[start SUPPLIED DATA]
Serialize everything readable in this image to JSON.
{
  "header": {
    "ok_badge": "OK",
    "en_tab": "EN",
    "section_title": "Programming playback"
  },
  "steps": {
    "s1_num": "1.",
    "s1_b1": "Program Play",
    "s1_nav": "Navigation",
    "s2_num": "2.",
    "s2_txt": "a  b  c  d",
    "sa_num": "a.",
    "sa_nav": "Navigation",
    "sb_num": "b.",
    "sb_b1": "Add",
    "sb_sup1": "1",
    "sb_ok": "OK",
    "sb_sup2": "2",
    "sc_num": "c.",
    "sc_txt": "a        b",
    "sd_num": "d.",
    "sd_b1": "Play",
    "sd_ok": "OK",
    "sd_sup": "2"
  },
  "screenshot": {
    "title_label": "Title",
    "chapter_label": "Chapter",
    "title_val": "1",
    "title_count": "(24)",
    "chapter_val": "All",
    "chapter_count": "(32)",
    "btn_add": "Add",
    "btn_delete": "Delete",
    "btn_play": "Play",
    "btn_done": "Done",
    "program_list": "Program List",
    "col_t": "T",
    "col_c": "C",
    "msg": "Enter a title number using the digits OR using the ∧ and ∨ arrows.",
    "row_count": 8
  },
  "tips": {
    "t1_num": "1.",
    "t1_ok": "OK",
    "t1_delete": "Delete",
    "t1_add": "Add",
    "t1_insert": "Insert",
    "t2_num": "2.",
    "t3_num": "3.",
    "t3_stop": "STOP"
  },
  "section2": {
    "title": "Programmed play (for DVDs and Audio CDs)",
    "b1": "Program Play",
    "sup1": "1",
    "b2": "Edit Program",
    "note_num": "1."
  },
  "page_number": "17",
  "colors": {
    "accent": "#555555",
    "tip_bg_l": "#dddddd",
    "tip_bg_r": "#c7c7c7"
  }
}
[end SUPPLIED DATA]
*GIVEN PROBLEM:* Your task is to extract all of the records exactly.

*SOLUTION TO THE EXERCISE:*
Serialize everything readable in this image to JSON.
{
  "header": {
    "ok_badge": "OK",
    "en_tab": "EN",
    "section_title": "Programming playback"
  },
  "steps": {
    "s1_num": "1.",
    "s1_b1": "Program Play",
    "s1_nav": "Navigation",
    "s2_num": "2.",
    "s2_txt": "a  b  c  d",
    "sa_num": "a.",
    "sa_nav": "Navigation",
    "sb_num": "b.",
    "sb_b1": "Add",
    "sb_sup1": "1",
    "sb_ok": "OK",
    "sb_sup2": "2",
    "sc_num": "c.",
    "sc_txt": "a        b",
    "sd_num": "d.",
    "sd_b1": "Play",
    "sd_ok": "OK",
    "sd_sup": "2"
  },
  "screenshot": {
    "title_label": "Title",
    "chapter_label": "Chapter",
    "title_val": "1",
    "title_count": "(24)",
    "chapter_val": "All",
    "chapter_count": "(32)",
    "btn_add": "Add",
    "btn_delete": "Delete",
    "btn_play": "Play",
    "btn_done": "Done",
    "program_list": "Program List",
    "col_t": "T",
    "col_c": "C",
    "msg": "Enter a title number using the digits OR using the ∧ and ∨ arrows.",
    "row_count": 8
  },
  "tips": {
    "t1_num": "1.",
    "t1_ok": "OK",
    "t1_delete": "Delete",
    "t1_add": "Add",
    "t1_insert": "Insert",
    "t2_num": "2.",
    "t3_num": "3.",
    "t3_stop": "STOP"
  },
  "section2": {
    "title": "Programmed play (for DVDs and Audio CDs)",
    "b1": "Program Play",
    "sup1": "1",
    "b2": "Edit Program",
    "note_num": "1."
  },
  "page_number": "17",
  "colors": {
    "accent": "#555555",
    "tip_bg_l": "#dddddd",
    "tip_bg_r": "#c7c7c7"
  }
}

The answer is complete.